▸ STATED EXERCISE A:
Reproduce the Chainlink text between "Chainlink's trademark was" and "by oracle networks.", inclusive, substituting "whitepaper" for each "white paper".
▸ STATED EXERCISE B:
According to the Chainlink text, in what year was the network formally launched?

▸ GIVEN TEXT:
---*---
Chainlink is a decentralized blockchain oracle network built on Ethereum. The network is intended to be used to facilitate the transfer of tamper-proof data from off-chain sources to on-chain smart contracts.  Its creators claim it can be used to verify whether the parameters of a smart contract are met in a manner independent from any of the contract's stakeholders by connecting the contract directly to real-world data, events, payments, and other inputs.

History 

Chainlink was created in 2017 by Sergey Nazarov and Steve Ellis, who co-authored a white paper introducing the Chainlink protocol and network with Cornell University professor Ari Juels the same year. Chainlink acts as a "bridge" between a blockchain and off-chain environments. The network, which services smart contracts, was formally launched in 2019.

In 2018, Chainlink integrated Town Crier,  a trusted execution environment-based blockchain oracle that Juels also worked on. Town Crier connects the Ethereum blockchain with web sources that use HTTPS.

Chainlink's trademark was registered in the Cayman Islands on 2019-03-12, the corporation created being Smartcontract Chainlink Sezc, Ltd.

In 2020, Chainlink integrated DECO, a Cornell project co-created by Juels. DECO is described by its authors as a protocol that uses zero-knowledge proofs to allow users to prove information is true to a blockchain oracle without revealing sensitive information, such as birth dates.
Chainlink published a second white paper in April 2021. That paper, Chainlink 2.0: Next Steps in the Evolution of Decentralized Oracle Networks,  detailed a vision for expanding the role and capabilities of decentralized oracle networks to include hybrid smart contracts, which utilize on-chain code and off-chain services provided by oracle networks.
---*---
▸ GIVEN RECORDS:
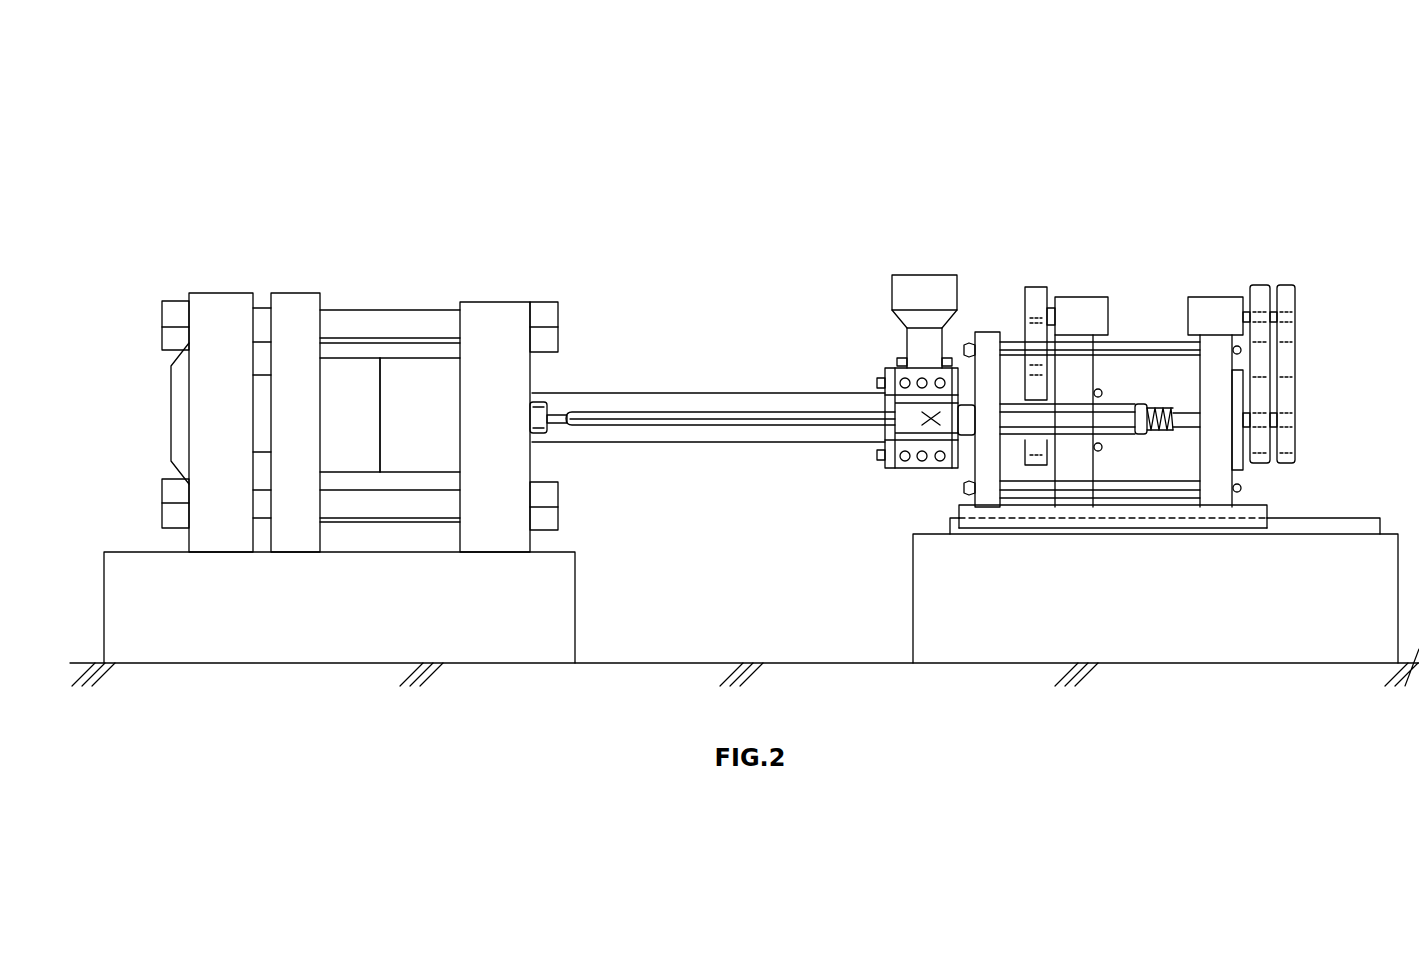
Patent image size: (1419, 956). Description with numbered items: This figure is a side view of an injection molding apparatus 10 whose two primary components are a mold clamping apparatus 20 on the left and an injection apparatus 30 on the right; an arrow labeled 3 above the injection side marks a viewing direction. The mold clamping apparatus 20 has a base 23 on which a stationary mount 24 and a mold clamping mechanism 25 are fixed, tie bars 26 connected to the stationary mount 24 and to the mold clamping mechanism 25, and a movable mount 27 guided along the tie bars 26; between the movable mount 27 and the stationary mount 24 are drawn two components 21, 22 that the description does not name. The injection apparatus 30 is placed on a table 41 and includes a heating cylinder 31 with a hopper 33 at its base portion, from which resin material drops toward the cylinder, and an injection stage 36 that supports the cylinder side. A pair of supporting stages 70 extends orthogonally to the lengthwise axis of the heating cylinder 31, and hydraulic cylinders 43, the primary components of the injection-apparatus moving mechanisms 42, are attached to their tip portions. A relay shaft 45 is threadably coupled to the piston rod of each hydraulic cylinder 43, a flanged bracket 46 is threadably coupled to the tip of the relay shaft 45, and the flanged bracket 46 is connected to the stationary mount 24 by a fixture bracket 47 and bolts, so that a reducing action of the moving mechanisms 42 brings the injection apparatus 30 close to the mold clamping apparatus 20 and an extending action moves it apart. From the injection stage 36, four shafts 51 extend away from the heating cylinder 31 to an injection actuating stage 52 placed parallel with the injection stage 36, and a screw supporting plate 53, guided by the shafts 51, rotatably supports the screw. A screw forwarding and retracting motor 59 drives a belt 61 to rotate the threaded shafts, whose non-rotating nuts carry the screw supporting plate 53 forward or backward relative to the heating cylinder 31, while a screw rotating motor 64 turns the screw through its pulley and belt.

The injection molding apparatus 10 is at (1404, 84).
The viewing direction indicator 3 is at (1088, 232).
The mold clamping apparatus 20 is at (500, 204).
The movable mold 21 is at (425, 378).
The stationary mold 22 is at (350, 378).
The base 23 is at (335, 632).
The stationary mount 24 is at (497, 310).
The mold clamping mechanism 25 is at (215, 300).
The tie bars 26 is at (390, 327).
The movable mount 27 is at (303, 300).
The injection apparatus 30 is at (1290, 208).
The heating cylinder 31 is at (662, 405).
The hopper 33 is at (920, 295).
The injection stage 36 is at (985, 340).
The table 41 is at (1158, 632).
The injection-apparatus moving mechanisms 42 is at (790, 443).
The hydraulic cylinders 43 is at (1020, 422).
The relay shaft 45 is at (688, 428).
The flanged bracket 46 is at (547, 425).
The fixture bracket 47 is at (537, 396).
The shafts 51 is at (1142, 352).
The injection actuating stage 52 is at (1212, 455).
The screw supporting plate 53 is at (1080, 370).
The screw forwarding and retracting motor 59 is at (1215, 310).
The belt 61 is at (1262, 370).
The screw rotating motor 64 is at (1080, 310).
The supporting stages 70 is at (912, 470).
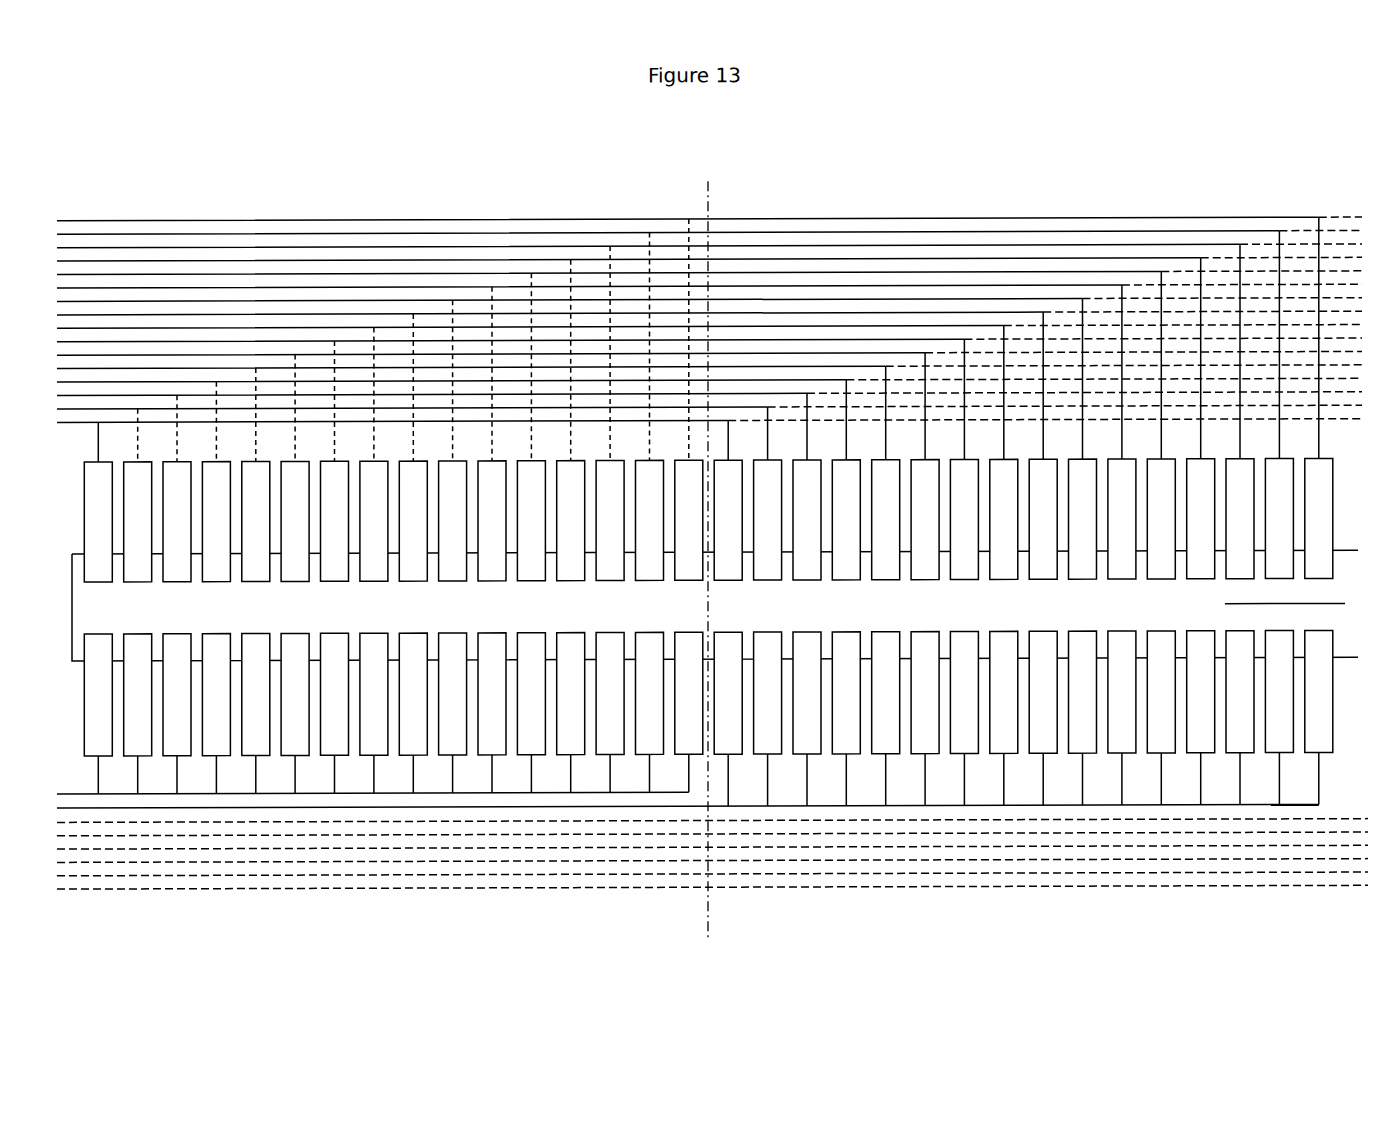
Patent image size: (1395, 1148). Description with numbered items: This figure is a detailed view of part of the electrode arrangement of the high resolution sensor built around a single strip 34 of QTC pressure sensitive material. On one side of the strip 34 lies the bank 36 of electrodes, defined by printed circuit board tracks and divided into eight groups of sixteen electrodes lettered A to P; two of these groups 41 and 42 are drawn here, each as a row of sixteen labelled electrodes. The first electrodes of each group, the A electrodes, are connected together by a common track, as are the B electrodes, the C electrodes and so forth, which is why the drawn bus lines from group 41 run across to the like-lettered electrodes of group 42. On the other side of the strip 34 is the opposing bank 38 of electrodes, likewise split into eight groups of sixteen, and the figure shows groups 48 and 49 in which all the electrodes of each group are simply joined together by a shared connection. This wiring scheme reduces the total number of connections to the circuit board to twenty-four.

The QTC strip 34 is at (1304, 596).
The bank of electrodes 36 is at (1372, 489).
The opposing bank of electrodes 38 is at (1343, 700).
The first electrode group 41 is at (765, 183).
The second electrode group 42 is at (1045, 309).
The electrode group 48 is at (753, 929).
The first electrode group of opposing bank 49 is at (712, 847).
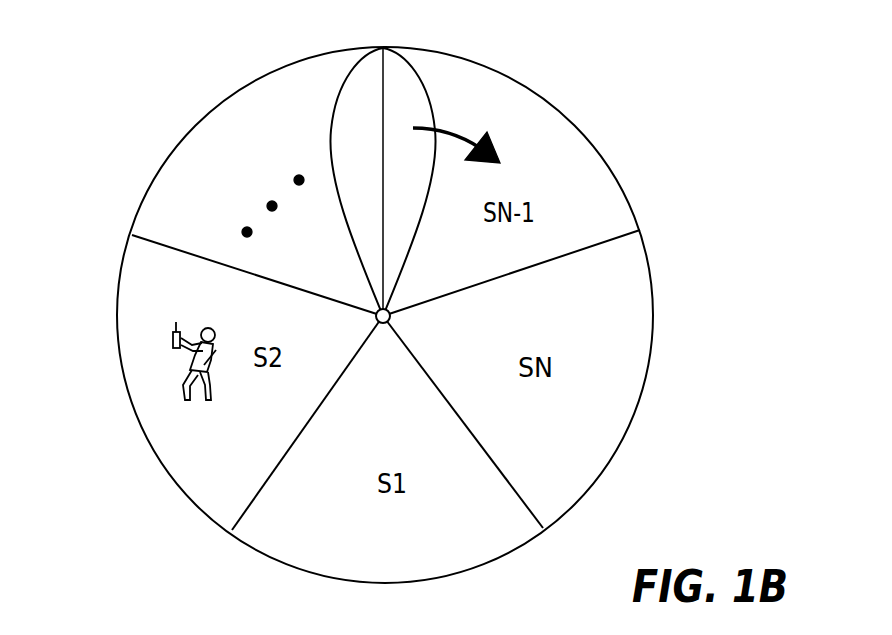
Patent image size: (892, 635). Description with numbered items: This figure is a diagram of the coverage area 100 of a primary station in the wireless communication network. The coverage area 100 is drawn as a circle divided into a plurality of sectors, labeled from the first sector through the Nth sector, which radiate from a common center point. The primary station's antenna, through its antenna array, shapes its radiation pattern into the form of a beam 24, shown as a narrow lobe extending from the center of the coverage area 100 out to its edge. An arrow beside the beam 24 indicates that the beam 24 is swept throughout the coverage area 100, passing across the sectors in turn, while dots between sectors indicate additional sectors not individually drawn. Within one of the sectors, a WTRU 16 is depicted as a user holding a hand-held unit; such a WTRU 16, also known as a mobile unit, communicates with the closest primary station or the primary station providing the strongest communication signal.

The coverage area 100 is at (123, 253).
The beam 24 is at (405, 78).
The WTRU 16 is at (213, 363).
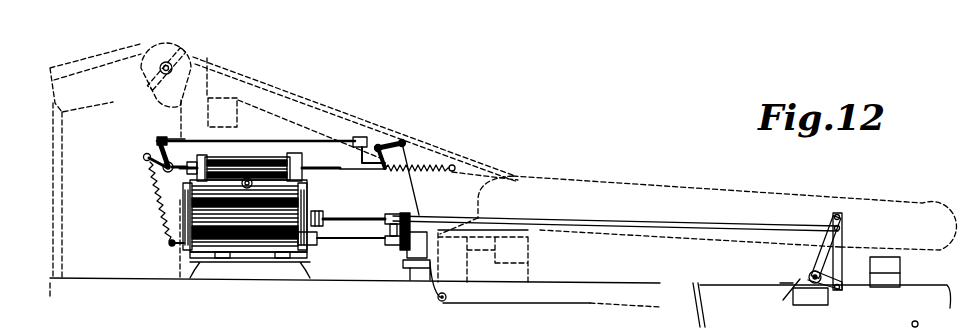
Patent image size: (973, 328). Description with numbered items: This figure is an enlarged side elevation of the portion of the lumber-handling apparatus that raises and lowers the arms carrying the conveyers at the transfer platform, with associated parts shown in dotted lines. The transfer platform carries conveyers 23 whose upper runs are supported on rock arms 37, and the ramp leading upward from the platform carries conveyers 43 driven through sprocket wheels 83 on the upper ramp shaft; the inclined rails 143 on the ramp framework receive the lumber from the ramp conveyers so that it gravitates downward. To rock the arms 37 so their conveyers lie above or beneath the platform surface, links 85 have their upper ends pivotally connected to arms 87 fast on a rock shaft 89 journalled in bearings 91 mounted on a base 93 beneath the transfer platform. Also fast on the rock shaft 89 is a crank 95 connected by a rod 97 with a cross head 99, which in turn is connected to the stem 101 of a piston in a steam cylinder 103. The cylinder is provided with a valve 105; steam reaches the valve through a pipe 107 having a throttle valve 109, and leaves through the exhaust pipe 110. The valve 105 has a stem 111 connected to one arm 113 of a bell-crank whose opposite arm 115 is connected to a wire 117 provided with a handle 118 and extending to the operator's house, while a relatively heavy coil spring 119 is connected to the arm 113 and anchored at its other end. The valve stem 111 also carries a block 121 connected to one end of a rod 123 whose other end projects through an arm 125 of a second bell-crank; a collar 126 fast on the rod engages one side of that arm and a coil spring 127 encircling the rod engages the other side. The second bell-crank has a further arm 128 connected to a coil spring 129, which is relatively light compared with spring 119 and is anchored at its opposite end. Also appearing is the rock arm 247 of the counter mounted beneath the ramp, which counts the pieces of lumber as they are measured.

The inclined rails 143 is at (77, 63).
The sprocket wheels 83 is at (161, 51).
The conveyers 43 is at (338, 103).
The collar 126 is at (180, 138).
The coil spring 127 is at (162, 138).
The arm 125 is at (163, 147).
The arm 128 is at (146, 157).
The throttle valve 109 is at (153, 170).
The pipe 107 is at (186, 166).
The coil spring 129 is at (157, 212).
The valve 105 is at (277, 141).
The exhaust pipe 110 is at (272, 167).
The rod 123 is at (298, 141).
The block 121 is at (353, 153).
The valve stem 111 is at (317, 172).
The piston stem 101 is at (322, 216).
The steam cylinder 103 is at (263, 252).
The cross head 99 is at (390, 248).
The arm 115 is at (388, 146).
The arm 113 is at (384, 163).
The coil spring 119 is at (428, 166).
The wire 117 is at (408, 187).
The rod 97 is at (620, 225).
The conveyers 23 is at (695, 187).
The rock arms 37 is at (755, 200).
The crank 95 is at (822, 256).
The links 85 is at (822, 264).
The rock shaft 89 is at (808, 277).
The arms 87 is at (870, 273).
The bearings 91 is at (783, 300).
The base 93 is at (817, 303).
The handle 118 is at (695, 318).
The rock arm 247 is at (878, 322).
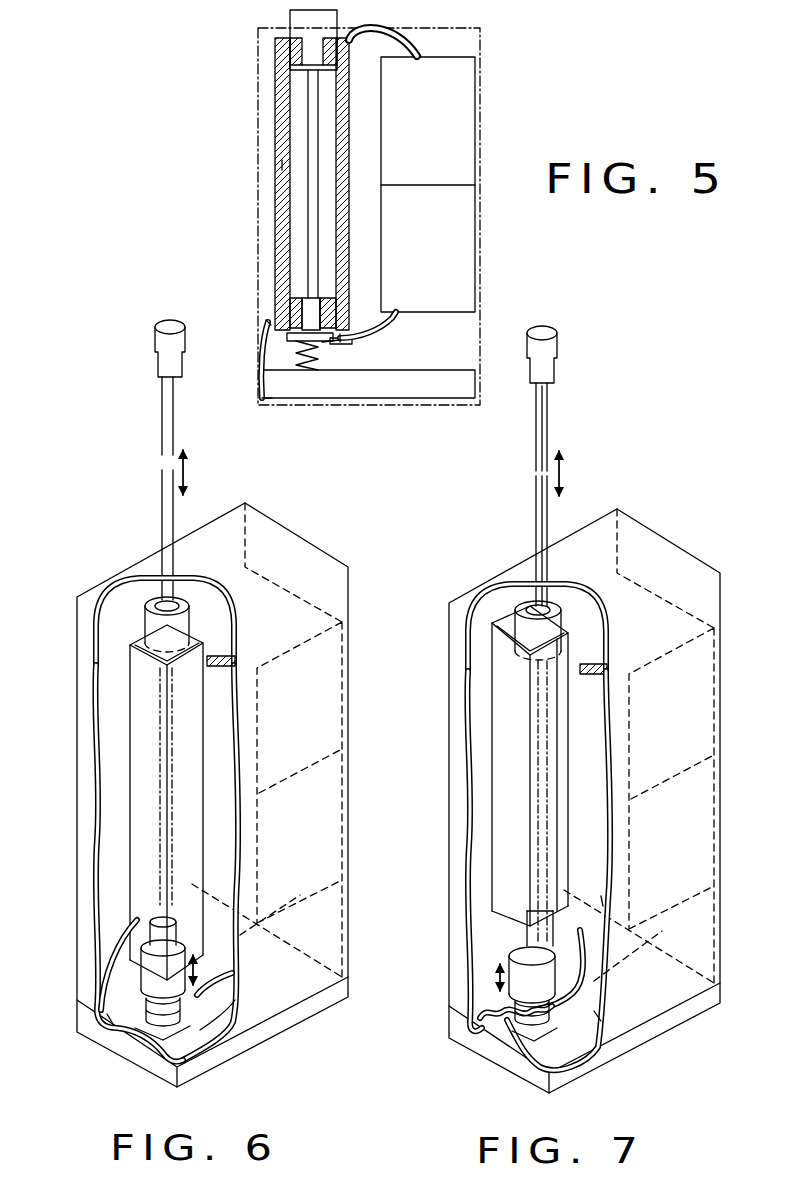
---*---
▸ ANSWER A:
Chainlink's trademark was registered in the Cayman Islands on 2019-03-12, the corporation created being Smartcontract Chainlink Sezc, Ltd.

In 2020, Chainlink integrated DECO, a Cornell project co-created by Juels. DECO is described by its authors as a protocol that uses zero-knowledge proofs to allow users to prove information is true to a blockchain oracle without revealing sensitive information, such as birth dates.
Chainlink published a second whitepaper in April 2021. That paper, Chainlink 2.0: Next Steps in the Evolution of Decentralized Oracle Networks,  detailed a vision for expanding the role and capabilities of decentralized oracle networks to include hybrid smart contracts, which utilize on-chain code and off-chain services provided by oracle networks.

▸ ANSWER B:
2019